What to work on: Check each line of the records below and collect those that include the word "防災週間".

Entries provided:
· · · ·

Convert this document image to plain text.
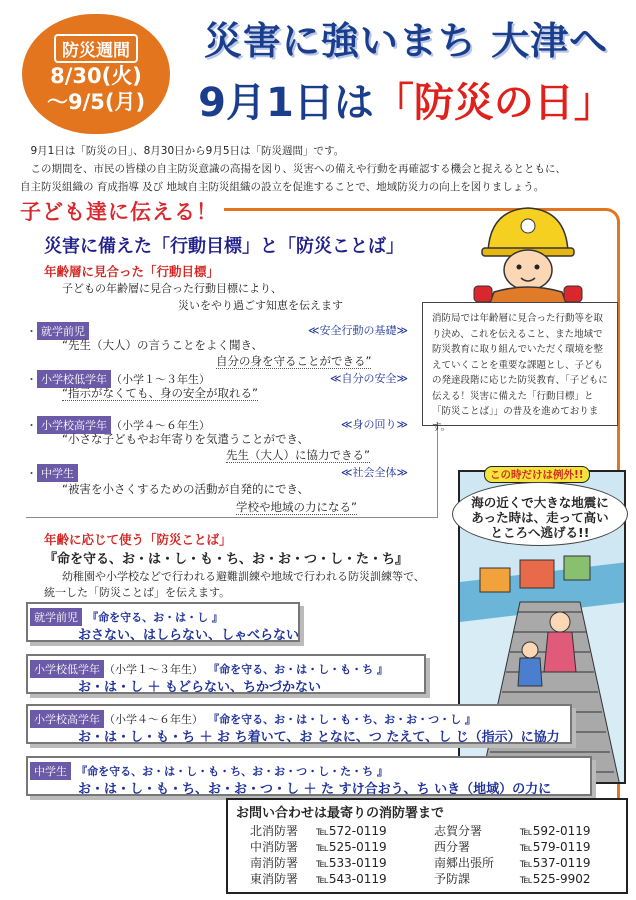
防災週間
8/30(火)
～9/5(月)
災害に強いまち 大津へ
9月1日は「防災の日」

9月1日は「防災の日」、8月30日から9月5日は「防災週間」です。

この期間を、市民の皆様の自主防災意識の高揚を図り、災害への備えや行動を再確認する機会と捉えるとともに、

自主防災組織の 育成指導 及び 地域自主防災組織の設立を促進することで、地域防災力の向上を図りましょう。

子ども達に伝える！
災害に備えた「行動目標」と「防災ことば」
年齢層に見合った「行動目標」
子どもの年齢層に見合った行動目標により、
災いをやり過ごす知恵を伝えます
・ 就学前児	≪安全行動の基礎≫
“先生（大人）の言うことをよく聞き、
自分の身を守ることができる”
・ 小学校低学年 （小学１～３年生）	≪自分の安全≫
“指示がなくても、身の安全が取れる”
・ 小学校高学年 （小学４～６年生）	≪身の回り≫
“小さな子どもやお年寄りを気遣うことができ、
先生（大人）に協力できる”
・ 中学生	≪社会全体≫
“被害を小さくするための活動が自発的にでき、
学校や地域の力になる”
消防局では年齢層に見合った行動等を取り決め、これを伝えること、また地域で防災教育に取り組んでいただく環境を整えていくことを重要な課題とし、子どもの発達段階に応じた防災教育、「子どもに伝える！災害に備えた「行動目標」と「防災ことば」」の普及を進めております。
この時だけは例外!!
海の近くで大きな地震に
あった時は、走って高い
ところへ逃げる!!
年齢に応じて使う「防災ことば」
『命を守る、お・は・し・も・ち、お・お・つ・し・た・ち』
幼稚園や小学校などで行われる避難訓練や地域で行われる防災訓練等で、
統一した「防災ことば」を伝えます。
就学前児 『命を守る、お・は・し 』
おさない、はしらない、しゃべらない
小学校低学年 （小学１～３年生） 『命を守る、お・は・し・も・ち 』
お・は・し ＋ もどらない、ちかづかない
小学校高学年 （小学４～６年生） 『命を守る、お・は・し・も・ち、お・お・つ・し 』
お・は・し・も・ち ＋ お ち着いて、お となに、つ たえて、し じ（指示）に協力
中学生 『命を守る、お・は・し・も・ち、お・お・つ・し・た・ち 』
お・は・し・も・ち、お・お・つ・し ＋ た すけ合おう、ち いき（地域）の力に
お問い合わせは最寄りの消防署まで
北消防署	℡572-0119	志賀分署	℡592-0119
中消防署	℡525-0119	西分署	℡579-0119
南消防署	℡533-0119	南郷出張所	℡537-0119
東消防署	℡543-0119	予防課	℡525-9902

· · · ·

Answer to this exercise:
防災週間
9月1日は「防災の日」、8月30日から9月5日は「防災週間」です。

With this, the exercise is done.